Set exercise
Leave out the pictures and return every entry exactly as it appears.

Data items
+===+

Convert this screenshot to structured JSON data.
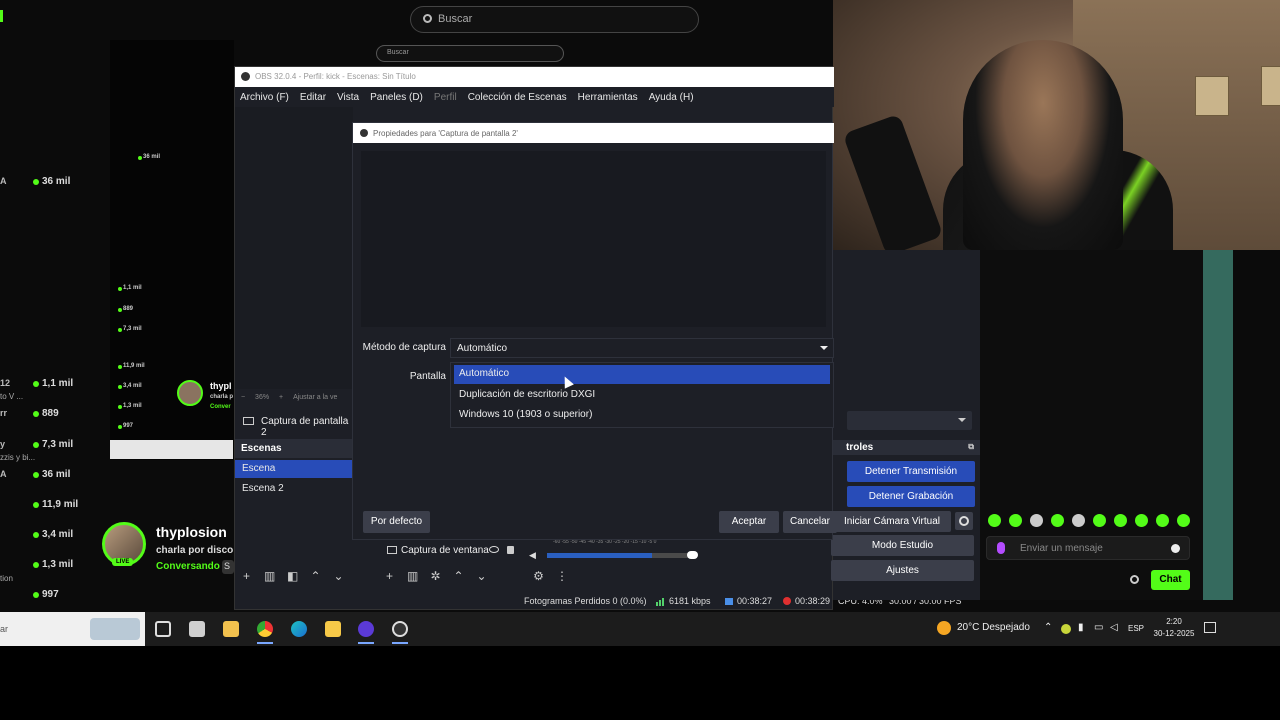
{
  "kick": {
    "search_placeholder": "Buscar",
    "search_placeholder_small": "Buscar",
    "viewers": [
      {
        "prefix": "A",
        "value": "36 mil"
      },
      {
        "prefix": "12",
        "value": "1,1 mil"
      },
      {
        "prefix": "rr",
        "value": "889"
      },
      {
        "prefix": "y",
        "value": "7,3 mil"
      },
      {
        "prefix": "A",
        "value": "36 mil"
      },
      {
        "prefix": "",
        "value": "11,9 mil"
      },
      {
        "prefix": "",
        "value": "3,4 mil"
      },
      {
        "prefix": "",
        "value": "1,3 mil"
      },
      {
        "prefix": "",
        "value": "997"
      }
    ],
    "viewer_side_labels": [
      "to V ...",
      "zzis y bi...",
      "tion"
    ],
    "mini_counts": [
      "36 mil",
      "1,1 mil",
      "889",
      "7,3 mil",
      "11,9 mil",
      "3,4 mil",
      "1,3 mil",
      "997"
    ],
    "mini_name": "thypl",
    "mini_sub": "charla p",
    "mini_status": "Conver",
    "streamer": {
      "name": "thyplosion",
      "title": "charla por disco",
      "status": "Conversando",
      "live": "LIVE",
      "tag": "S"
    },
    "chat": {
      "placeholder": "Enviar un mensaje",
      "send_label": "Chat"
    }
  },
  "obs": {
    "window_title": "OBS 32.0.4 - Perfil: kick - Escenas: Sin Título",
    "menu": [
      "Archivo (F)",
      "Editar",
      "Vista",
      "Paneles (D)",
      "Perfil",
      "Colección de Escenas",
      "Herramientas",
      "Ayuda (H)"
    ],
    "zoom_text": "36%",
    "zoom_fit": "Ajustar a la ve",
    "source_label": "Captura de pantalla 2",
    "scenes_header": "Escenas",
    "scenes": [
      "Escena",
      "Escena 2"
    ],
    "sources": [
      {
        "name": "Captura de ventana"
      }
    ],
    "mixer_ticks": "-60 -55 -50 -45 -40 -35 -30 -25 -20 -15 -10 -5 0",
    "controls": {
      "header": "troles",
      "buttons": [
        "Detener Transmisión",
        "Detener Grabación",
        "Iniciar Cámara Virtual",
        "Modo Estudio",
        "Ajustes"
      ]
    },
    "status": {
      "dropped": "Fotogramas Perdidos 0 (0.0%)",
      "bitrate": "6181 kbps",
      "stream_time": "00:38:27",
      "rec_time": "00:38:29",
      "cpu": "CPU: 4.0%",
      "fps": "30.00 / 30.00 FPS"
    }
  },
  "dialog": {
    "title": "Propiedades para 'Captura de pantalla 2'",
    "capture_method_label": "Método de captura",
    "capture_method_value": "Automático",
    "screen_label": "Pantalla",
    "options": [
      "Automático",
      "Duplicación de escritorio DXGI",
      "Windows 10 (1903 o superior)"
    ],
    "selected_option": 0,
    "defaults_button": "Por defecto",
    "ok_button": "Aceptar",
    "cancel_button": "Cancelar"
  },
  "taskbar": {
    "search_stub": "ar",
    "weather": "20°C  Despejado",
    "lang": "ESP",
    "time": "2:20",
    "date": "30-12-2025"
  },
  "colors": {
    "kick_green": "#53fc18",
    "obs_blue": "#284cb8",
    "obs_bg": "#1d1f26"
  }
}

+===+

Solved problem
Convert this screenshot to structured JSON data.
{
  "kick": {
    "search_placeholder": "Buscar",
    "search_placeholder_small": "Buscar",
    "viewers": [
      {
        "prefix": "A",
        "value": "36 mil"
      },
      {
        "prefix": "12",
        "value": "1,1 mil"
      },
      {
        "prefix": "rr",
        "value": "889"
      },
      {
        "prefix": "y",
        "value": "7,3 mil"
      },
      {
        "prefix": "A",
        "value": "36 mil"
      },
      {
        "prefix": "",
        "value": "11,9 mil"
      },
      {
        "prefix": "",
        "value": "3,4 mil"
      },
      {
        "prefix": "",
        "value": "1,3 mil"
      },
      {
        "prefix": "",
        "value": "997"
      }
    ],
    "viewer_side_labels": [
      "to V ...",
      "zzis y bi...",
      "tion"
    ],
    "mini_counts": [
      "36 mil",
      "1,1 mil",
      "889",
      "7,3 mil",
      "11,9 mil",
      "3,4 mil",
      "1,3 mil",
      "997"
    ],
    "mini_name": "thypl",
    "mini_sub": "charla p",
    "mini_status": "Conver",
    "streamer": {
      "name": "thyplosion",
      "title": "charla por disco",
      "status": "Conversando",
      "live": "LIVE",
      "tag": "S"
    },
    "chat": {
      "placeholder": "Enviar un mensaje",
      "send_label": "Chat"
    }
  },
  "obs": {
    "window_title": "OBS 32.0.4 - Perfil: kick - Escenas: Sin Título",
    "menu": [
      "Archivo (F)",
      "Editar",
      "Vista",
      "Paneles (D)",
      "Perfil",
      "Colección de Escenas",
      "Herramientas",
      "Ayuda (H)"
    ],
    "zoom_text": "36%",
    "zoom_fit": "Ajustar a la ve",
    "source_label": "Captura de pantalla 2",
    "scenes_header": "Escenas",
    "scenes": [
      "Escena",
      "Escena 2"
    ],
    "sources": [
      {
        "name": "Captura de ventana"
      }
    ],
    "mixer_ticks": "-60 -55 -50 -45 -40 -35 -30 -25 -20 -15 -10 -5 0",
    "controls": {
      "header": "troles",
      "buttons": [
        "Detener Transmisión",
        "Detener Grabación",
        "Iniciar Cámara Virtual",
        "Modo Estudio",
        "Ajustes"
      ]
    },
    "status": {
      "dropped": "Fotogramas Perdidos 0 (0.0%)",
      "bitrate": "6181 kbps",
      "stream_time": "00:38:27",
      "rec_time": "00:38:29",
      "cpu": "CPU: 4.0%",
      "fps": "30.00 / 30.00 FPS"
    }
  },
  "dialog": {
    "title": "Propiedades para 'Captura de pantalla 2'",
    "capture_method_label": "Método de captura",
    "capture_method_value": "Automático",
    "screen_label": "Pantalla",
    "options": [
      "Automático",
      "Duplicación de escritorio DXGI",
      "Windows 10 (1903 o superior)"
    ],
    "selected_option": 0,
    "defaults_button": "Por defecto",
    "ok_button": "Aceptar",
    "cancel_button": "Cancelar"
  },
  "taskbar": {
    "search_stub": "ar",
    "weather": "20°C  Despejado",
    "lang": "ESP",
    "time": "2:20",
    "date": "30-12-2025"
  },
  "colors": {
    "kick_green": "#53fc18",
    "obs_blue": "#284cb8",
    "obs_bg": "#1d1f26"
  }
}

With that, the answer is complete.